[Stored dataset items]
****************
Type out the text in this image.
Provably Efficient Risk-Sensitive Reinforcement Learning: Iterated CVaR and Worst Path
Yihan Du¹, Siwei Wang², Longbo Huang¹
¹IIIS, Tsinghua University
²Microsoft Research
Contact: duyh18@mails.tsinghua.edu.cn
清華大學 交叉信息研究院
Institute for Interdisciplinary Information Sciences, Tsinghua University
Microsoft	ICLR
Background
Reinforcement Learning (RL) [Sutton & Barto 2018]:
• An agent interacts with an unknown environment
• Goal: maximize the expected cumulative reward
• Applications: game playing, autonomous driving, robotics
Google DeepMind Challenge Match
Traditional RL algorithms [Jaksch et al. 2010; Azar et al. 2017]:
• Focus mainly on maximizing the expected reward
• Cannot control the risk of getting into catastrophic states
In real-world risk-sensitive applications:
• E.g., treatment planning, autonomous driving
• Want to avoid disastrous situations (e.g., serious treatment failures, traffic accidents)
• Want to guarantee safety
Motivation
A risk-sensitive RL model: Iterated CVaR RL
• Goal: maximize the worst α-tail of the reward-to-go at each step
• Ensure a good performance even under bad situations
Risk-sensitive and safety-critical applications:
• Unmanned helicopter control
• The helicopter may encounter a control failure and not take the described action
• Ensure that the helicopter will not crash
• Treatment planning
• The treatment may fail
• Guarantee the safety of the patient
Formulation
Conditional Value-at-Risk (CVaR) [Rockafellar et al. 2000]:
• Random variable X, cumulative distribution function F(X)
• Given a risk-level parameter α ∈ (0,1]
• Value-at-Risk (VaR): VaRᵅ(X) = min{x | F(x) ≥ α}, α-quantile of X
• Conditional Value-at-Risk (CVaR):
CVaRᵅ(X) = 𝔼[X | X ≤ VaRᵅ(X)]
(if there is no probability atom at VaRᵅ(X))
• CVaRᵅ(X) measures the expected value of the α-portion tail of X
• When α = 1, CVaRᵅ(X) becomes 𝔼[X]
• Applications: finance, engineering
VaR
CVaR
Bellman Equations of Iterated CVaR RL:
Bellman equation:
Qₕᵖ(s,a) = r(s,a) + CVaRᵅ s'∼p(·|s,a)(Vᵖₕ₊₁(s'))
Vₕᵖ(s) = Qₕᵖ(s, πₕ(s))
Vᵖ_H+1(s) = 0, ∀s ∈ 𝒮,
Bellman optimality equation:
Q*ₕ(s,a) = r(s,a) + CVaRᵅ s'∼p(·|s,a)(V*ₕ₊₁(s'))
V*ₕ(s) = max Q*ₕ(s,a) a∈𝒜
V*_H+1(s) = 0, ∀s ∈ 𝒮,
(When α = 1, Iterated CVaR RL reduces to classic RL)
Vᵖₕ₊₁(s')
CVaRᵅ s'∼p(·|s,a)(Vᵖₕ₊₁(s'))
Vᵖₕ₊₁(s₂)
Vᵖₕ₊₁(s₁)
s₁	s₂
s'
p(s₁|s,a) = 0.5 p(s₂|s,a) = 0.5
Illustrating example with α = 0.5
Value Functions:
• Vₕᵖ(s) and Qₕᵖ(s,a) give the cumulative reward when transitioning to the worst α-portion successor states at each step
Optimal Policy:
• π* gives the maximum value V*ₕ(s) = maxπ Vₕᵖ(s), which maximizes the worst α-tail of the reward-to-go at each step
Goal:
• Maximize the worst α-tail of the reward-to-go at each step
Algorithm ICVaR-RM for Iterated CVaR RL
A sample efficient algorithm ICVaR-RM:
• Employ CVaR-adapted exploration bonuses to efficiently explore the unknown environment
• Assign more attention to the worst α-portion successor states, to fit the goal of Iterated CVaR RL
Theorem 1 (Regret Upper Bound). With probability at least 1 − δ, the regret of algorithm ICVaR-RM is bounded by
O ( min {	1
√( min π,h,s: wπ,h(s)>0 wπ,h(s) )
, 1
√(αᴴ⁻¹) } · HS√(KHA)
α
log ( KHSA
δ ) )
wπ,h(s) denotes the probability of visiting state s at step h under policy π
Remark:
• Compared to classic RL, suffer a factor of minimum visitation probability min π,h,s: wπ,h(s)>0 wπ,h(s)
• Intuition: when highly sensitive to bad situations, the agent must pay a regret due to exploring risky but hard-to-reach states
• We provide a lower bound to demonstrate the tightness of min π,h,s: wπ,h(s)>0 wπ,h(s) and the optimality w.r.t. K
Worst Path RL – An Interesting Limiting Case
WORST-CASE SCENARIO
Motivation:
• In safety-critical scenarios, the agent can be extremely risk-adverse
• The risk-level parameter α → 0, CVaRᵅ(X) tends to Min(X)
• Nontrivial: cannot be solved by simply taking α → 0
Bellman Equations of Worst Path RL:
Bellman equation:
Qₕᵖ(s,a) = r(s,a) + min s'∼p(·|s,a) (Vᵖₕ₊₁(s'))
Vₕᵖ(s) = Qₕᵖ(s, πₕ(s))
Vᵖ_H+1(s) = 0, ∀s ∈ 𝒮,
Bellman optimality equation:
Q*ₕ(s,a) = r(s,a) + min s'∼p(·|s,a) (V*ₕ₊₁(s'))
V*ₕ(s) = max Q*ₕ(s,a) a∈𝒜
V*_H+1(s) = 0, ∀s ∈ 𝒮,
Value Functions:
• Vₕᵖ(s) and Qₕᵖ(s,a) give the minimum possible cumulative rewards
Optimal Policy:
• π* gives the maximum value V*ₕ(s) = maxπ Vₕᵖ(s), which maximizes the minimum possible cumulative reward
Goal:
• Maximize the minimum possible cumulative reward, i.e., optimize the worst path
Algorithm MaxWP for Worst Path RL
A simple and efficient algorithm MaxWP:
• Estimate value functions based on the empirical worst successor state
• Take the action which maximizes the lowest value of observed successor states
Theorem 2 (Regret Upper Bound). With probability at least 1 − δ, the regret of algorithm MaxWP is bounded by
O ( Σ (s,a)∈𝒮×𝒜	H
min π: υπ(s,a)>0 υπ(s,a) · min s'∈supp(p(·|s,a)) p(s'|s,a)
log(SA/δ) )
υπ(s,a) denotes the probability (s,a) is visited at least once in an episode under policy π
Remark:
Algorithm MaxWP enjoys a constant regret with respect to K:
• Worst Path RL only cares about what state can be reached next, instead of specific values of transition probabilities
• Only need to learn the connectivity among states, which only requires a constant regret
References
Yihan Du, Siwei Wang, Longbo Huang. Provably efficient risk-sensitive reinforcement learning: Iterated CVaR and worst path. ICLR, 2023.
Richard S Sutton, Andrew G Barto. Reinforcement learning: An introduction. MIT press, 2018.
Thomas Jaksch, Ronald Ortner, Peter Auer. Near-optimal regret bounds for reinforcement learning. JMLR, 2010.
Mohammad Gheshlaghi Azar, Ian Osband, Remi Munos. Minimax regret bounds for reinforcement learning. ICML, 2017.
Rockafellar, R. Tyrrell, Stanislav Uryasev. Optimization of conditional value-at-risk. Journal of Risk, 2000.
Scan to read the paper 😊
****************
* [THE EXERCISE]
Repeat the material in full, exactly as it stands.

* [SOLUTION FOR THIS TASK]
Type out the text in this image.
Provably Efficient Risk-Sensitive Reinforcement Learning: Iterated CVaR and Worst Path
Yihan Du¹, Siwei Wang², Longbo Huang¹
¹IIIS, Tsinghua University
²Microsoft Research
Contact: duyh18@mails.tsinghua.edu.cn
清華大學 交叉信息研究院
Institute for Interdisciplinary Information Sciences, Tsinghua University
Microsoft	ICLR
Background
Reinforcement Learning (RL) [Sutton & Barto 2018]:
• An agent interacts with an unknown environment
• Goal: maximize the expected cumulative reward
• Applications: game playing, autonomous driving, robotics
Google DeepMind Challenge Match
Traditional RL algorithms [Jaksch et al. 2010; Azar et al. 2017]:
• Focus mainly on maximizing the expected reward
• Cannot control the risk of getting into catastrophic states
In real-world risk-sensitive applications:
• E.g., treatment planning, autonomous driving
• Want to avoid disastrous situations (e.g., serious treatment failures, traffic accidents)
• Want to guarantee safety
Motivation
A risk-sensitive RL model: Iterated CVaR RL
• Goal: maximize the worst α-tail of the reward-to-go at each step
• Ensure a good performance even under bad situations
Risk-sensitive and safety-critical applications:
• Unmanned helicopter control
• The helicopter may encounter a control failure and not take the described action
• Ensure that the helicopter will not crash
• Treatment planning
• The treatment may fail
• Guarantee the safety of the patient
Formulation
Conditional Value-at-Risk (CVaR) [Rockafellar et al. 2000]:
• Random variable X, cumulative distribution function F(X)
• Given a risk-level parameter α ∈ (0,1]
• Value-at-Risk (VaR): VaRᵅ(X) = min{x | F(x) ≥ α}, α-quantile of X
• Conditional Value-at-Risk (CVaR):
CVaRᵅ(X) = 𝔼[X | X ≤ VaRᵅ(X)]
(if there is no probability atom at VaRᵅ(X))
• CVaRᵅ(X) measures the expected value of the α-portion tail of X
• When α = 1, CVaRᵅ(X) becomes 𝔼[X]
• Applications: finance, engineering
VaR
CVaR
Bellman Equations of Iterated CVaR RL:
Bellman equation:
Qₕᵖ(s,a) = r(s,a) + CVaRᵅ s'∼p(·|s,a)(Vᵖₕ₊₁(s'))
Vₕᵖ(s) = Qₕᵖ(s, πₕ(s))
Vᵖ_H+1(s) = 0, ∀s ∈ 𝒮,
Bellman optimality equation:
Q*ₕ(s,a) = r(s,a) + CVaRᵅ s'∼p(·|s,a)(V*ₕ₊₁(s'))
V*ₕ(s) = max Q*ₕ(s,a) a∈𝒜
V*_H+1(s) = 0, ∀s ∈ 𝒮,
(When α = 1, Iterated CVaR RL reduces to classic RL)
Vᵖₕ₊₁(s')
CVaRᵅ s'∼p(·|s,a)(Vᵖₕ₊₁(s'))
Vᵖₕ₊₁(s₂)
Vᵖₕ₊₁(s₁)
s₁	s₂
s'
p(s₁|s,a) = 0.5 p(s₂|s,a) = 0.5
Illustrating example with α = 0.5
Value Functions:
• Vₕᵖ(s) and Qₕᵖ(s,a) give the cumulative reward when transitioning to the worst α-portion successor states at each step
Optimal Policy:
• π* gives the maximum value V*ₕ(s) = maxπ Vₕᵖ(s), which maximizes the worst α-tail of the reward-to-go at each step
Goal:
• Maximize the worst α-tail of the reward-to-go at each step
Algorithm ICVaR-RM for Iterated CVaR RL
A sample efficient algorithm ICVaR-RM:
• Employ CVaR-adapted exploration bonuses to efficiently explore the unknown environment
• Assign more attention to the worst α-portion successor states, to fit the goal of Iterated CVaR RL
Theorem 1 (Regret Upper Bound). With probability at least 1 − δ, the regret of algorithm ICVaR-RM is bounded by
O ( min {	1
√( min π,h,s: wπ,h(s)>0 wπ,h(s) )
, 1
√(αᴴ⁻¹) } · HS√(KHA)
α
log ( KHSA
δ ) )
wπ,h(s) denotes the probability of visiting state s at step h under policy π
Remark:
• Compared to classic RL, suffer a factor of minimum visitation probability min π,h,s: wπ,h(s)>0 wπ,h(s)
• Intuition: when highly sensitive to bad situations, the agent must pay a regret due to exploring risky but hard-to-reach states
• We provide a lower bound to demonstrate the tightness of min π,h,s: wπ,h(s)>0 wπ,h(s) and the optimality w.r.t. K
Worst Path RL – An Interesting Limiting Case
WORST-CASE SCENARIO
Motivation:
• In safety-critical scenarios, the agent can be extremely risk-adverse
• The risk-level parameter α → 0, CVaRᵅ(X) tends to Min(X)
• Nontrivial: cannot be solved by simply taking α → 0
Bellman Equations of Worst Path RL:
Bellman equation:
Qₕᵖ(s,a) = r(s,a) + min s'∼p(·|s,a) (Vᵖₕ₊₁(s'))
Vₕᵖ(s) = Qₕᵖ(s, πₕ(s))
Vᵖ_H+1(s) = 0, ∀s ∈ 𝒮,
Bellman optimality equation:
Q*ₕ(s,a) = r(s,a) + min s'∼p(·|s,a) (V*ₕ₊₁(s'))
V*ₕ(s) = max Q*ₕ(s,a) a∈𝒜
V*_H+1(s) = 0, ∀s ∈ 𝒮,
Value Functions:
• Vₕᵖ(s) and Qₕᵖ(s,a) give the minimum possible cumulative rewards
Optimal Policy:
• π* gives the maximum value V*ₕ(s) = maxπ Vₕᵖ(s), which maximizes the minimum possible cumulative reward
Goal:
• Maximize the minimum possible cumulative reward, i.e., optimize the worst path
Algorithm MaxWP for Worst Path RL
A simple and efficient algorithm MaxWP:
• Estimate value functions based on the empirical worst successor state
• Take the action which maximizes the lowest value of observed successor states
Theorem 2 (Regret Upper Bound). With probability at least 1 − δ, the regret of algorithm MaxWP is bounded by
O ( Σ (s,a)∈𝒮×𝒜	H
min π: υπ(s,a)>0 υπ(s,a) · min s'∈supp(p(·|s,a)) p(s'|s,a)
log(SA/δ) )
υπ(s,a) denotes the probability (s,a) is visited at least once in an episode under policy π
Remark:
Algorithm MaxWP enjoys a constant regret with respect to K:
• Worst Path RL only cares about what state can be reached next, instead of specific values of transition probabilities
• Only need to learn the connectivity among states, which only requires a constant regret
References
Yihan Du, Siwei Wang, Longbo Huang. Provably efficient risk-sensitive reinforcement learning: Iterated CVaR and worst path. ICLR, 2023.
Richard S Sutton, Andrew G Barto. Reinforcement learning: An introduction. MIT press, 2018.
Thomas Jaksch, Ronald Ortner, Peter Auer. Near-optimal regret bounds for reinforcement learning. JMLR, 2010.
Mohammad Gheshlaghi Azar, Ian Osband, Remi Munos. Minimax regret bounds for reinforcement learning. ICML, 2017.
Rockafellar, R. Tyrrell, Stanislav Uryasev. Optimization of conditional value-at-risk. Journal of Risk, 2000.
Scan to read the paper 😊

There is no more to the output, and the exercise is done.